Present the records from the line containing "verification-text (45, 197, 61, 418)" through the line containing "digital-signature-position: Cargo: Jefe" as a numbered list, omitting any blank lines.

Image-based layout entries:
· · · ·

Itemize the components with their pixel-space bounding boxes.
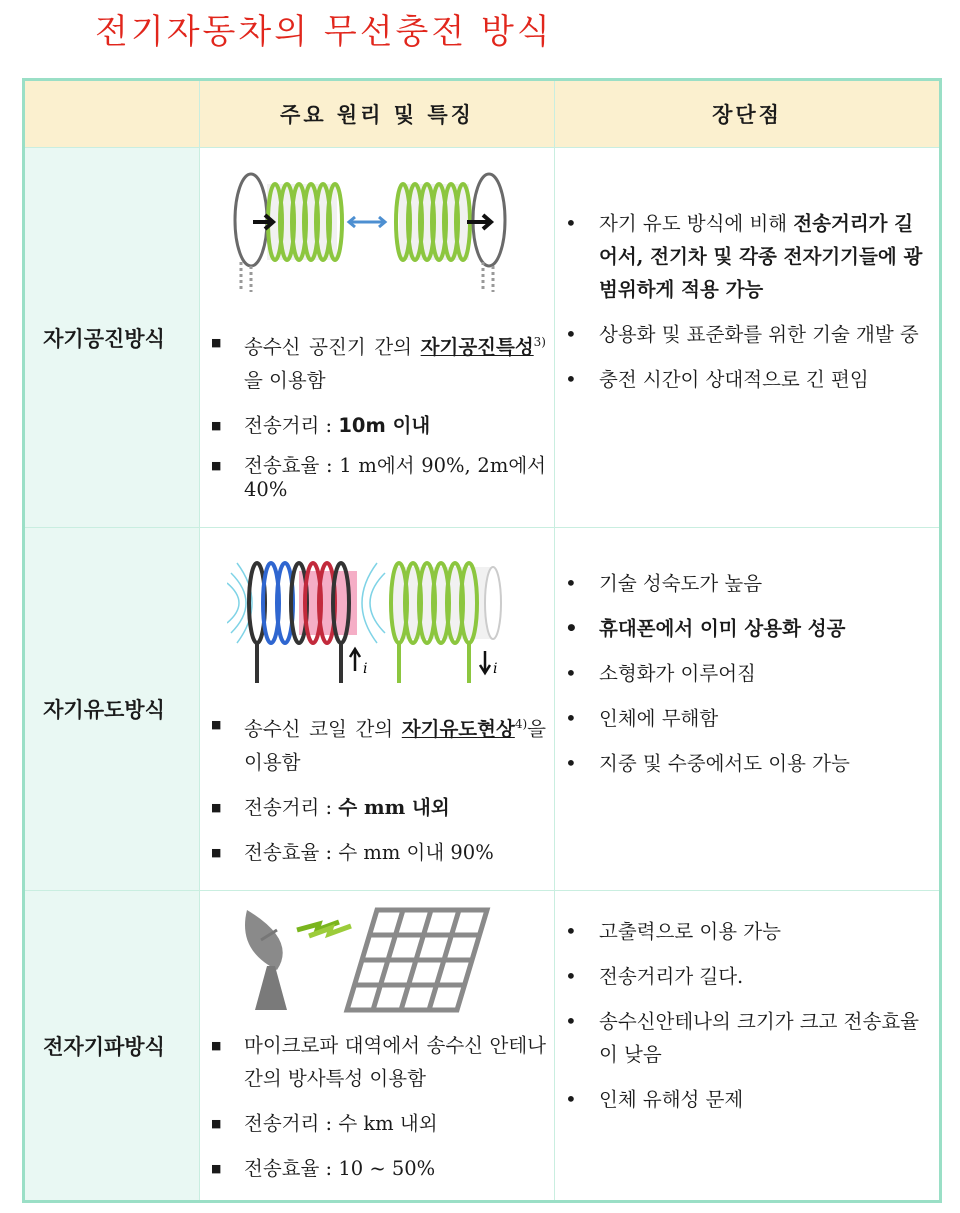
key-term: 자기유도현상	[401, 717, 515, 741]
current-label: i	[363, 661, 368, 677]
proscons-list	[555, 915, 939, 1128]
list-item: • 자기 유도 방식에 비해 전송거리가 길어서, 전기차 및 각종 전자기기들에 광범위하게 적용 가능	[555, 207, 929, 306]
list-item: ■ 송수신 공진기 간의 자기공진특성$^{3)}$을 이용함	[200, 326, 546, 397]
principle-cell	[200, 891, 555, 1202]
list-item: • 전송거리가 길다.	[555, 960, 929, 993]
table-row	[24, 528, 941, 891]
list-item: ■ 전송거리 : 수 km 내외	[200, 1107, 546, 1140]
list-item: • 인체 유해성 문제	[555, 1083, 929, 1116]
list-item: • 기술 성숙도가 높음	[555, 567, 929, 600]
list-item: ■ 전송거리 : 10m 이내	[200, 409, 546, 442]
resonance-coils-illustration	[227, 162, 527, 312]
list-item: • 지중 및 수중에서도 이용 가능	[555, 747, 929, 780]
list-item: ■ 전송효율 : 1 m에서 90%, 2m에서 40%	[200, 454, 546, 502]
footnote-ref: 4)	[514, 717, 528, 731]
proscons-cell	[555, 148, 941, 528]
method-name: 자기공진방식	[43, 326, 165, 351]
proscons-list	[555, 207, 939, 408]
list-item: • 고출력으로 이용 가능	[555, 915, 929, 948]
list-item: • 소형화가 이루어짐	[555, 657, 929, 690]
header-principle: 주요 원리 및 특징	[200, 80, 555, 148]
header-empty-cell	[24, 80, 200, 148]
method-name: 전자기파방식	[43, 1034, 165, 1059]
principle-list	[200, 708, 554, 869]
list-item: ■ 송수신 코일 간의 자기유도현상$^{4)}$을 이용함	[200, 708, 546, 779]
header-proscons: 장단점	[555, 80, 941, 148]
method-cell	[24, 528, 200, 891]
key-term: 자기공진특성	[420, 335, 534, 359]
current-label: i	[493, 661, 498, 677]
comparison-table	[22, 78, 942, 1203]
list-item: • 충전 시간이 상대적으로 긴 편임	[555, 363, 929, 396]
induction-figure	[200, 528, 554, 708]
list-item: ■ 전송효율 : 10 ~ 50%	[200, 1152, 546, 1185]
principle-cell	[200, 148, 555, 528]
list-item: ■ 마이크로파 대역에서 송수신 안테나 간의 방사특성 이용함	[200, 1029, 546, 1095]
principle-cell	[200, 528, 555, 891]
proscons-list	[555, 567, 939, 792]
proscons-cell	[555, 891, 941, 1202]
method-name: 자기유도방식	[43, 698, 165, 722]
document-title: 전기자동차의 무선충전 방식	[95, 12, 553, 52]
method-cell	[24, 148, 200, 528]
list-item: ■ 전송거리 : 수 mm 내외	[200, 791, 546, 824]
microwave-figure	[200, 891, 554, 1029]
principle-list	[200, 326, 554, 502]
footnote-ref: 3)	[533, 335, 546, 349]
resonance-figure	[200, 148, 554, 326]
list-item: • 인체에 무해함	[555, 702, 929, 735]
table-row	[24, 891, 941, 1202]
proscons-cell	[555, 528, 941, 891]
principle-list	[200, 1029, 554, 1185]
table-row	[24, 148, 941, 528]
list-item: • 송수신안테나의 크기가 크고 전송효율이 낮음	[555, 1005, 929, 1071]
induction-coils-illustration	[227, 543, 527, 693]
list-item: ■ 전송효율 : 수 mm 이내 90%	[200, 836, 546, 869]
list-item: • 상용화 및 표준화를 위한 기술 개발 중	[555, 318, 929, 351]
method-cell	[24, 891, 200, 1202]
antenna-panel-illustration	[227, 900, 527, 1020]
list-item: • 휴대폰에서 이미 상용화 성공	[555, 612, 929, 645]
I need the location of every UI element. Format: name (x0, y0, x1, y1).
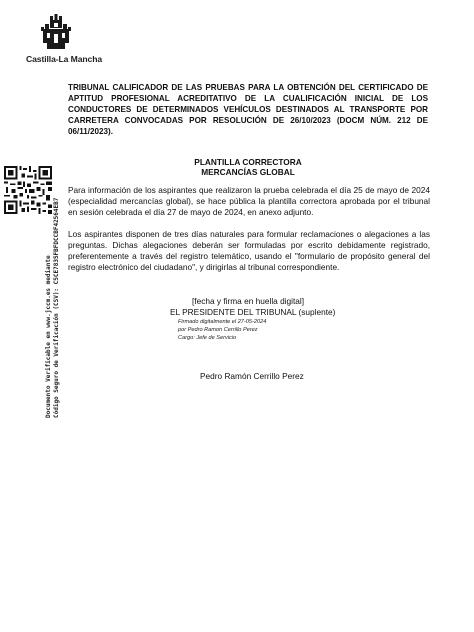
verification-text (45, 197, 61, 418)
castle-emblem-icon (41, 14, 71, 52)
template-heading-line1: PLANTILLA CORRECTORA (194, 157, 302, 167)
signature-block (170, 296, 410, 342)
digital-signature-date: Firmado digitalmente el 27-05-2024 (178, 319, 267, 325)
body-paragraph-1: Para información de los aspirantes que realizaron la prueba celebrada el día 25 de mayo de 2024 (especialidad mercancías global), se hace pública la plantilla correctora aprobada por el tribunal en sesión celebrada el día 27 de mayo de 2024, en anexo adjunto. (68, 185, 430, 217)
digital-signature-position: Cargo: Jefe de Servicio (178, 335, 237, 341)
signature-note: [fecha y firma en huella digital] (192, 296, 305, 306)
signer-name: Pedro Ramón Cerrillo Perez (200, 371, 304, 381)
verification-line2: Código Seguro de Verificación (CSV): C5CE7835FBFDCCBF42564EB7 (53, 197, 60, 418)
castilla-la-mancha-logo (26, 14, 103, 64)
document-title: TRIBUNAL CALIFICADOR DE LAS PRUEBAS PARA LA OBTENCIÓN DEL CERTIFICADO DE APTITUD PROFESIONAL ACREDITATIVO DE LA CUALIFICACIÓN INICIAL DE LOS CONDUCTORES DE DETERMINADOS VEHÍCULOS DESTINADOS AL TRANSPORTE POR CARRETERA CONVOCADAS POR RESOLUCIÓN DE 26/10/2023 (DOCM NÚM. 212 DE 06/11/2023). (68, 83, 428, 136)
template-heading-line2: MERCANCÍAS GLOBAL (201, 167, 295, 177)
qr-code-icon (4, 166, 52, 214)
digital-signature-by: por Pedro Ramon Cerrillo Perez (178, 327, 258, 333)
signature-role: EL PRESIDENTE DEL TRIBUNAL (suplente) (170, 307, 336, 317)
logo-text: Castilla-La Mancha (26, 54, 103, 64)
template-heading (68, 157, 428, 177)
verification-line1: Documento Verificable en www.jccm.es mediante (45, 255, 52, 418)
body-paragraph-2: Los aspirantes disponen de tres días naturales para formular reclamaciones o alegaciones a las preguntas. Dichas alegaciones deberán ser formuladas por escrito debidamente registrado, preferentemente a través del registro telemático, usando el "formulario de propósito general del registro electrónico del ciudadano", y dirigirlas al tribunal correspondiente. (68, 229, 430, 272)
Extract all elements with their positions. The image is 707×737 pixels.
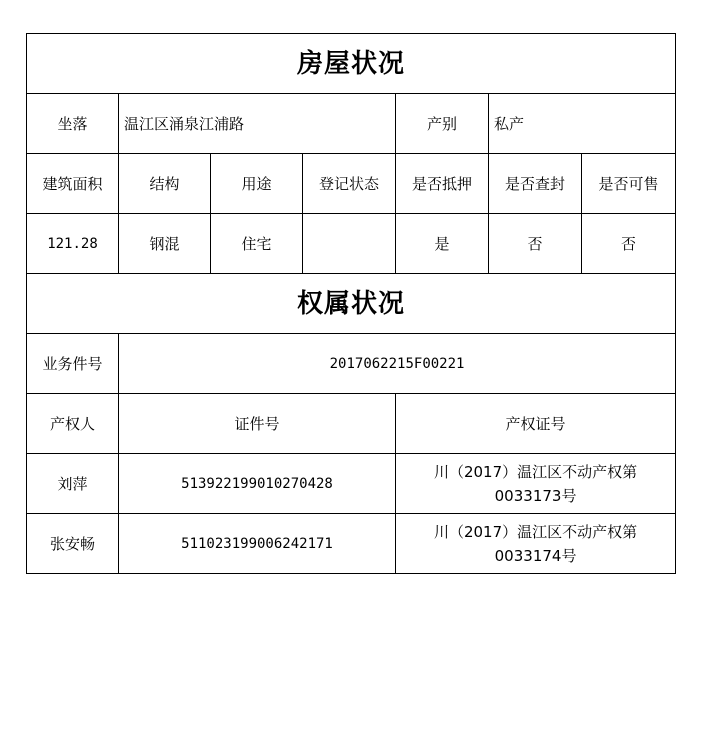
- ownership-type-value: 私产: [489, 94, 676, 154]
- house-section-title-row: [27, 34, 676, 94]
- location-value: 温江区涌泉江浦路: [119, 94, 396, 154]
- ownership-type-label: 产别: [396, 94, 489, 154]
- saleable-value: 否: [582, 214, 676, 274]
- area-value: 121.28: [27, 214, 119, 274]
- business-number-value: 2017062215F00221: [119, 334, 676, 394]
- location-row: [27, 94, 676, 154]
- house-value-row: [27, 214, 676, 274]
- business-number-row: [27, 334, 676, 394]
- structure-header: 结构: [119, 154, 211, 214]
- mortgaged-header: 是否抵押: [396, 154, 489, 214]
- sealed-header: 是否查封: [489, 154, 582, 214]
- house-section-title: 房屋状况: [27, 34, 676, 94]
- owner-certificate-number: 川（2017）温江区不动产权第0033174号: [396, 514, 676, 574]
- owner-id-number: 511023199006242171: [119, 514, 396, 574]
- usage-value: 住宅: [211, 214, 303, 274]
- business-number-label: 业务件号: [27, 334, 119, 394]
- owner-header-row: [27, 394, 676, 454]
- owner-id-number: 513922199010270428: [119, 454, 396, 514]
- mortgaged-value: 是: [396, 214, 489, 274]
- structure-value: 钢混: [119, 214, 211, 274]
- registration-status-header: 登记状态: [303, 154, 396, 214]
- area-header: 建筑面积: [27, 154, 119, 214]
- certificate-number-header: 产权证号: [396, 394, 676, 454]
- usage-header: 用途: [211, 154, 303, 214]
- owner-name: 张安畅: [27, 514, 119, 574]
- owner-certificate-number: 川（2017）温江区不动产权第0033173号: [396, 454, 676, 514]
- sealed-value: 否: [489, 214, 582, 274]
- saleable-header: 是否可售: [582, 154, 676, 214]
- house-header-row: [27, 154, 676, 214]
- owner-name: 刘萍: [27, 454, 119, 514]
- owner-row: [27, 454, 676, 514]
- location-label: 坐落: [27, 94, 119, 154]
- owner-header: 产权人: [27, 394, 119, 454]
- owner-row: [27, 514, 676, 574]
- ownership-section-title-row: [27, 274, 676, 334]
- id-number-header: 证件号: [119, 394, 396, 454]
- registration-status-value: [303, 214, 396, 274]
- property-record-table: [26, 33, 676, 574]
- ownership-section-title: 权属状况: [27, 274, 676, 334]
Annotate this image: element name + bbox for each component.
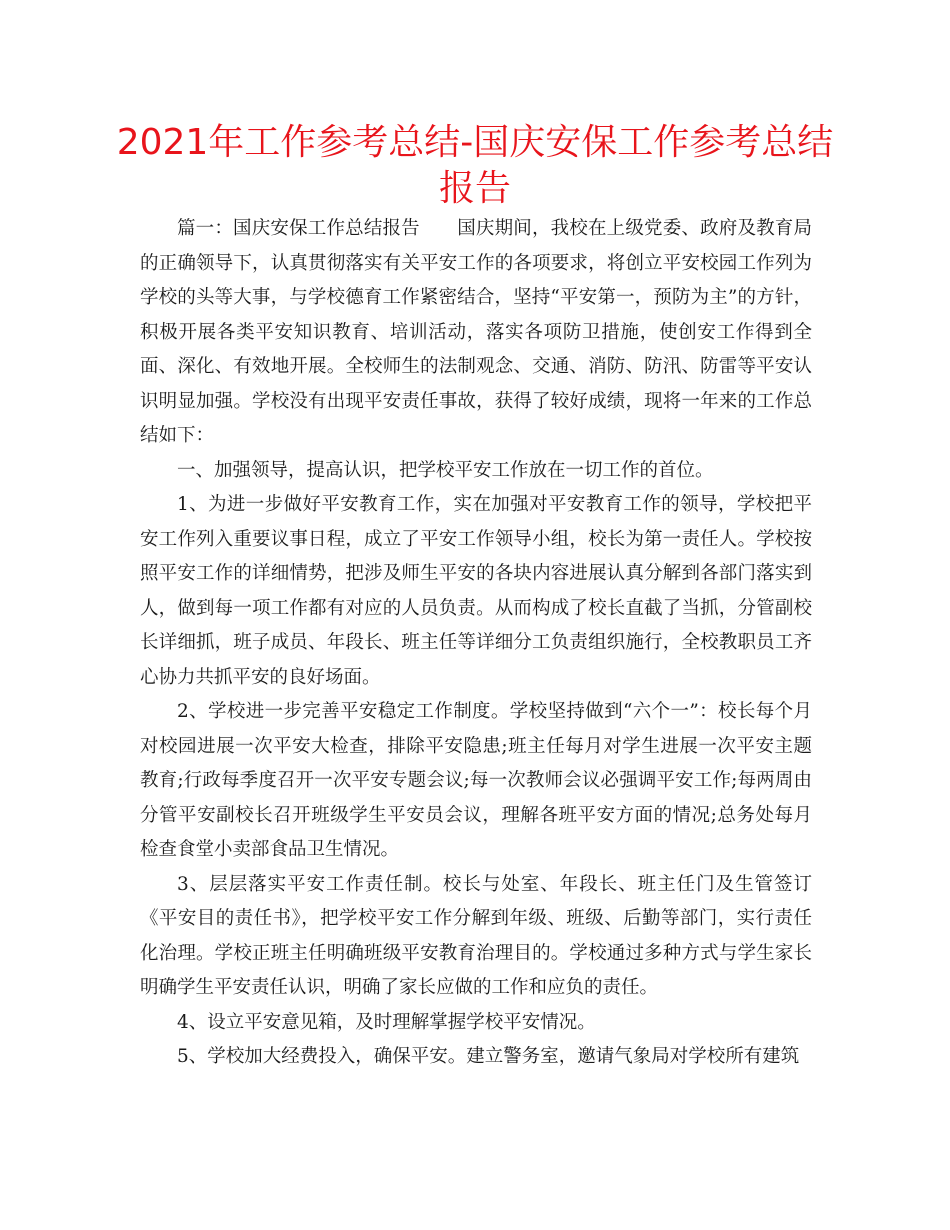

· · · ·

Response below:
1. verification-text (45, 197, 61, 418)
2. castle-emblem-icon (41, 14, 71, 52)
3. template-heading-line1: PLANTILLA CORRECTORA (194, 157, 302, 167)
4. signature-block (170, 296, 410, 342)
5. digital-signature-date: Firmado digitalmente el 27-05-2024 (178, 319, 267, 325)
6. body-paragraph-1: Para información de los aspirantes que realizaron la prueba celebrada el día 25 de mayo de 2024 (especialidad mercancías global), se hace pública la plantilla correctora aprobada por el tribunal en sesión celebrada el día 27 de mayo de 2024, en anexo adjunto. (68, 185, 430, 217)
7. digital-signature-position: Cargo: Jefe de Servicio (178, 335, 237, 341)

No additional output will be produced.